**What the exercise asks**
With the pictures left out, copy the listing below exactly.

Collected data entries:
________________

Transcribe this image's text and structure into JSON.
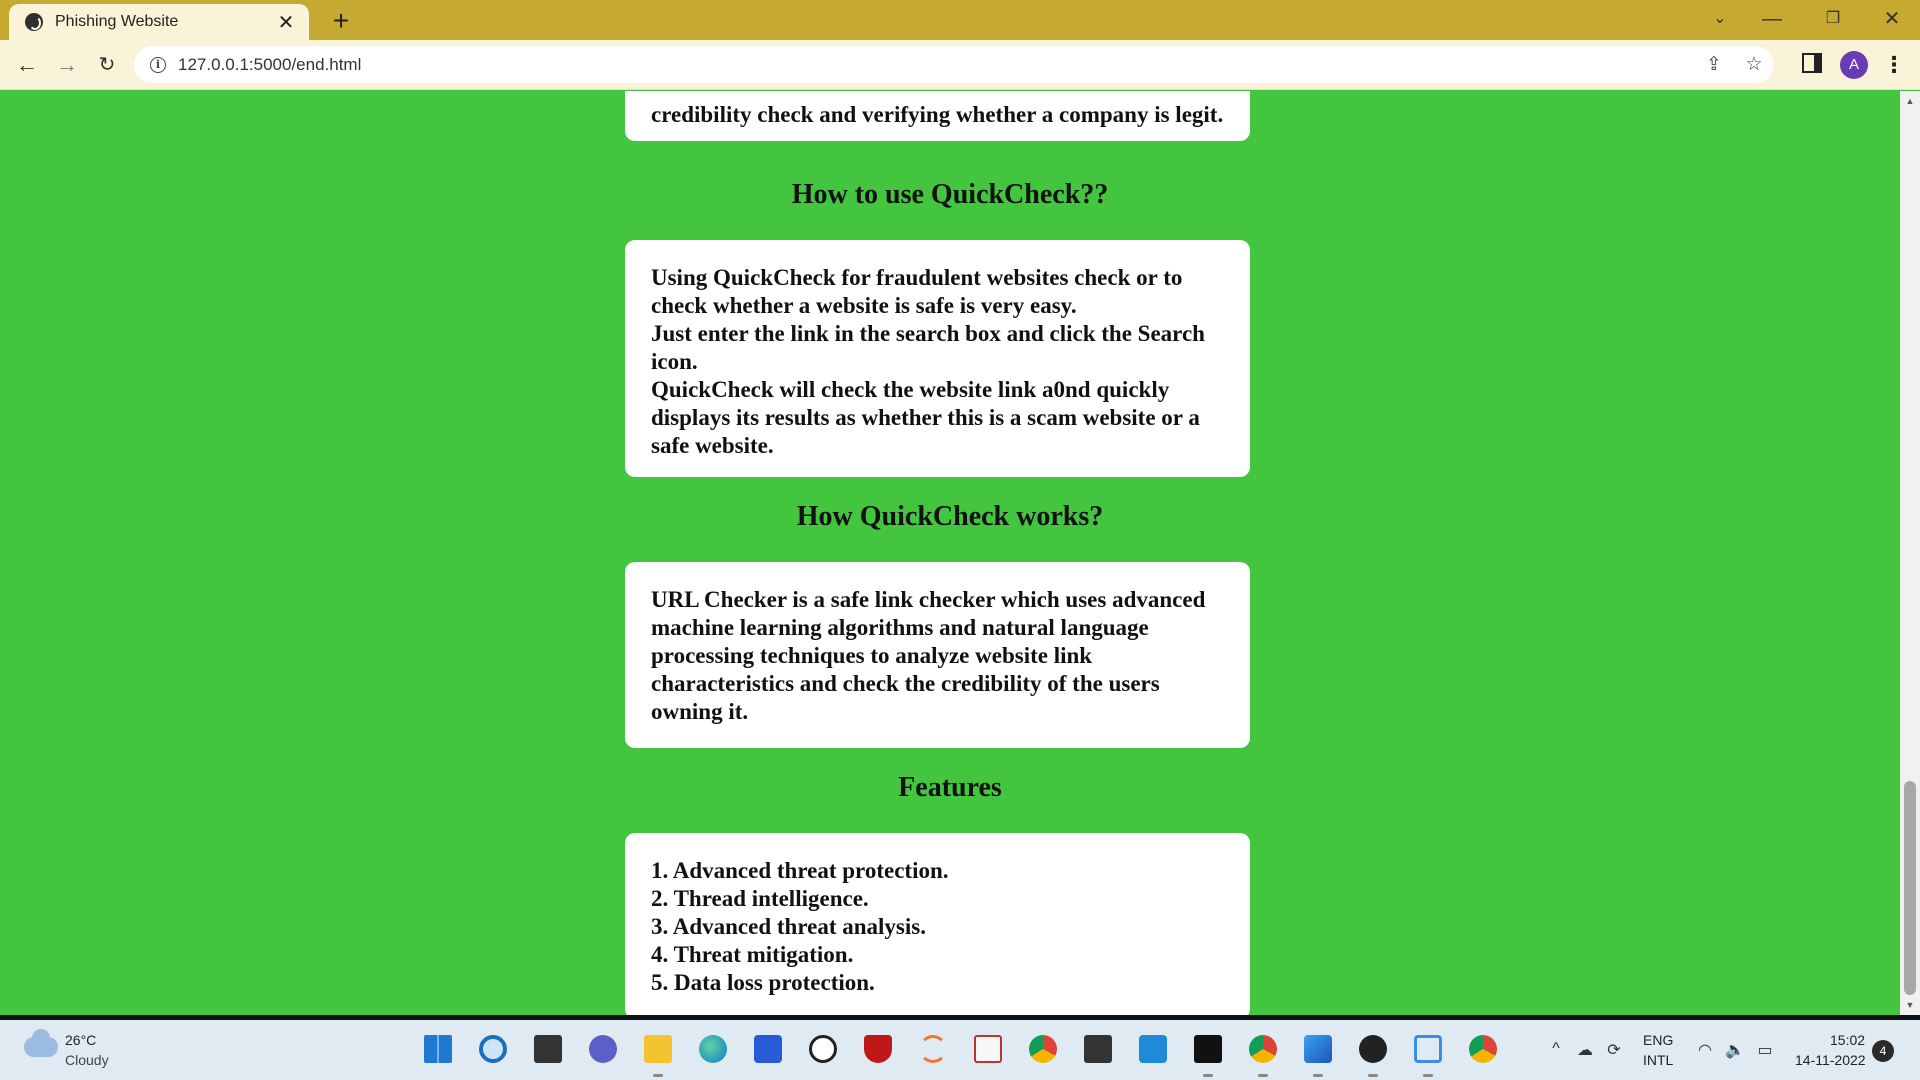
{
  "browser": {
    "tab_title": "Phishing Website",
    "tab_close": "✕",
    "new_tab": "+",
    "url": "127.0.0.1:5000/end.html",
    "profile_initial": "A",
    "controls": {
      "dropdown": "⌄",
      "minimize": "—",
      "restore": "❐",
      "close": "✕"
    },
    "nav": {
      "back": "←",
      "forward": "→",
      "reload": "↻"
    },
    "info_icon": "i",
    "share_icon": "⇪",
    "star_icon": "☆",
    "menu": "⋮"
  },
  "page": {
    "intro_tail": "credibility check and verifying whether a company is legit.",
    "how_to_use": {
      "heading": "How to use QuickCheck??",
      "lines": [
        "Using QuickCheck for fraudulent websites check or to check whether a website is safe is very easy.",
        "Just enter the link in the search box and click the Search icon.",
        "QuickCheck will check the website link a0nd quickly displays its results as whether this is a scam website or a safe website."
      ]
    },
    "how_it_works": {
      "heading": "How QuickCheck works?",
      "text": "URL Checker is a safe link checker which uses advanced machine learning algorithms and natural language processing techniques to analyze website link characteristics and check the credibility of the users owning it."
    },
    "features": {
      "heading": "Features",
      "items": [
        "1. Advanced threat protection.",
        "2. Thread intelligence.",
        "3. Advanced threat analysis.",
        "4. Threat mitigation.",
        "5. Data loss protection."
      ]
    }
  },
  "scrollbar": {
    "up": "▲",
    "down": "▼",
    "position_fraction": 0.95
  },
  "taskbar": {
    "weather_temp": "26°C",
    "weather_desc": "Cloudy",
    "apps": [
      "start-icon",
      "search-icon",
      "task-view-icon",
      "chat-icon",
      "file-explorer-icon",
      "edge-icon",
      "store-icon",
      "dell-icon",
      "mcafee-icon",
      "jupyter-icon",
      "app-icon",
      "chrome-icon",
      "terminal-icon",
      "vscode-icon",
      "cmd-icon",
      "chrome-profile-icon",
      "photos-icon",
      "media-player-icon",
      "screen-icon",
      "chrome-active-icon"
    ],
    "tray_chevron": "^",
    "tray_cloud": "☁",
    "tray_sync": "⟳",
    "lang_line1": "ENG",
    "lang_line2": "INTL",
    "wifi_icon": "◠",
    "volume_icon": "🔈",
    "battery_icon": "▭",
    "time": "15:02",
    "date": "14-11-2022",
    "notifications": "4",
    "colors": {
      "accent": "#1a73c8",
      "page_bg": "#44c540",
      "tab_bar": "#c5a930"
    }
  }
}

________________

**Written response**
Transcribe this image's text and structure into JSON.
{
  "browser": {
    "tab_title": "Phishing Website",
    "tab_close": "✕",
    "new_tab": "+",
    "url": "127.0.0.1:5000/end.html",
    "profile_initial": "A",
    "controls": {
      "dropdown": "⌄",
      "minimize": "—",
      "restore": "❐",
      "close": "✕"
    },
    "nav": {
      "back": "←",
      "forward": "→",
      "reload": "↻"
    },
    "info_icon": "i",
    "share_icon": "⇪",
    "star_icon": "☆",
    "menu": "⋮"
  },
  "page": {
    "intro_tail": "credibility check and verifying whether a company is legit.",
    "how_to_use": {
      "heading": "How to use QuickCheck??",
      "lines": [
        "Using QuickCheck for fraudulent websites check or to check whether a website is safe is very easy.",
        "Just enter the link in the search box and click the Search icon.",
        "QuickCheck will check the website link a0nd quickly displays its results as whether this is a scam website or a safe website."
      ]
    },
    "how_it_works": {
      "heading": "How QuickCheck works?",
      "text": "URL Checker is a safe link checker which uses advanced machine learning algorithms and natural language processing techniques to analyze website link characteristics and check the credibility of the users owning it."
    },
    "features": {
      "heading": "Features",
      "items": [
        "1. Advanced threat protection.",
        "2. Thread intelligence.",
        "3. Advanced threat analysis.",
        "4. Threat mitigation.",
        "5. Data loss protection."
      ]
    }
  },
  "scrollbar": {
    "up": "▲",
    "down": "▼",
    "position_fraction": 0.95
  },
  "taskbar": {
    "weather_temp": "26°C",
    "weather_desc": "Cloudy",
    "apps": [
      "start-icon",
      "search-icon",
      "task-view-icon",
      "chat-icon",
      "file-explorer-icon",
      "edge-icon",
      "store-icon",
      "dell-icon",
      "mcafee-icon",
      "jupyter-icon",
      "app-icon",
      "chrome-icon",
      "terminal-icon",
      "vscode-icon",
      "cmd-icon",
      "chrome-profile-icon",
      "photos-icon",
      "media-player-icon",
      "screen-icon",
      "chrome-active-icon"
    ],
    "tray_chevron": "^",
    "tray_cloud": "☁",
    "tray_sync": "⟳",
    "lang_line1": "ENG",
    "lang_line2": "INTL",
    "wifi_icon": "◠",
    "volume_icon": "🔈",
    "battery_icon": "▭",
    "time": "15:02",
    "date": "14-11-2022",
    "notifications": "4",
    "colors": {
      "accent": "#1a73c8",
      "page_bg": "#44c540",
      "tab_bar": "#c5a930"
    }
  }
}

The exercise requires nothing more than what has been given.